Description of the task: Work through the data below line by line and say how many lines hold "handle"; give only the number.

## begin Given records

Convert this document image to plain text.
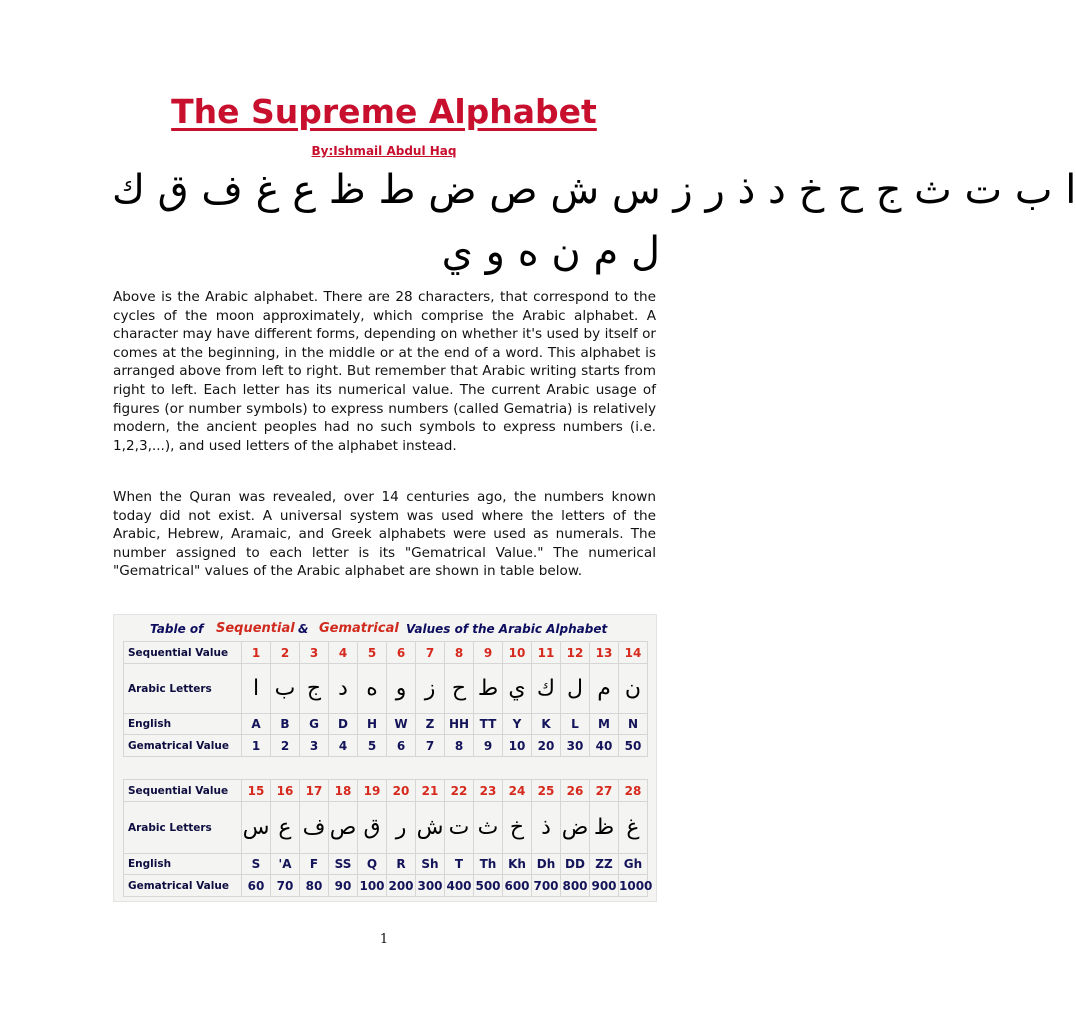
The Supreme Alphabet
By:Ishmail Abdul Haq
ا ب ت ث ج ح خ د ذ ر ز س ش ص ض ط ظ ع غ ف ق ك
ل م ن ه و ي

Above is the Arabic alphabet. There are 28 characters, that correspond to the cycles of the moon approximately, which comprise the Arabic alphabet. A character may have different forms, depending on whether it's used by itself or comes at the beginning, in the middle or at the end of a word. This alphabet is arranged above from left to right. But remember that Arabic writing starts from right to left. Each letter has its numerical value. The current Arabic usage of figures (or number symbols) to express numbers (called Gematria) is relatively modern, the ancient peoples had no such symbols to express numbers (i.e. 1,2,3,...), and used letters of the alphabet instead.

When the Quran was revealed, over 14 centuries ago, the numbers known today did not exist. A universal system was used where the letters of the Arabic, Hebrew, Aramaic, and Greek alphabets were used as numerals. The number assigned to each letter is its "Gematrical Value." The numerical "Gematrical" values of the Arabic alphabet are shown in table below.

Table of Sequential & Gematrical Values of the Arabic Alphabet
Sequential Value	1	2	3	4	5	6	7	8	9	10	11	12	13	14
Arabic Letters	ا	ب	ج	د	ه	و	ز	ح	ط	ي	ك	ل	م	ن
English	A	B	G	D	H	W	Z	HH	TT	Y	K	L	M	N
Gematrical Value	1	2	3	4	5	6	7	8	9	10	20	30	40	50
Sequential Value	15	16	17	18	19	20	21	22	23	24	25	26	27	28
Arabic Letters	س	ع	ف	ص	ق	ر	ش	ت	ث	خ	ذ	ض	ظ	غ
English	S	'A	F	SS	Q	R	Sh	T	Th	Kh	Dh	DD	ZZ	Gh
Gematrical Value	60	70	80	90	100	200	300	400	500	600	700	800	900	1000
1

## end Given records
## begin Given records

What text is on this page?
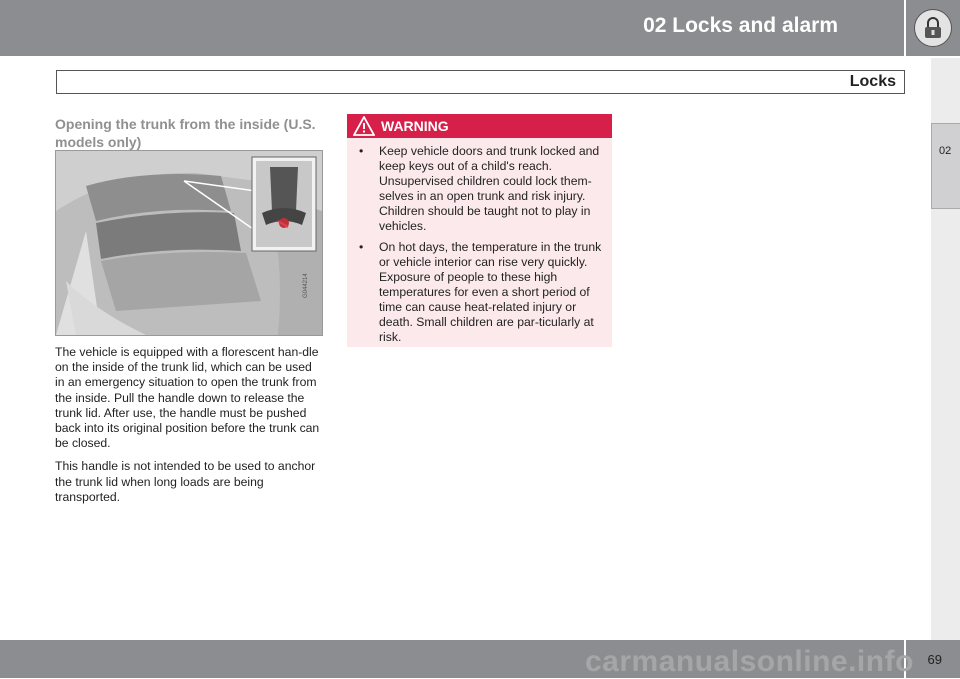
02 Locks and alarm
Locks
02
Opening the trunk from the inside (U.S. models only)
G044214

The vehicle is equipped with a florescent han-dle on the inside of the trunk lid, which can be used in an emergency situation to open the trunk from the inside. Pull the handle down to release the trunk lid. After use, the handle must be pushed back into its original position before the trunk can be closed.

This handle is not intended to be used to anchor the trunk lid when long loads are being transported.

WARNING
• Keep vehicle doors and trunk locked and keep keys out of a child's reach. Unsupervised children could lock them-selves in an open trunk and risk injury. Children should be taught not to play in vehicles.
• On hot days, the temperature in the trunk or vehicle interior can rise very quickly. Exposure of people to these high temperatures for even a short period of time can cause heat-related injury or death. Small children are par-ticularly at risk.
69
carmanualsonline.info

## end Given records

In response: 2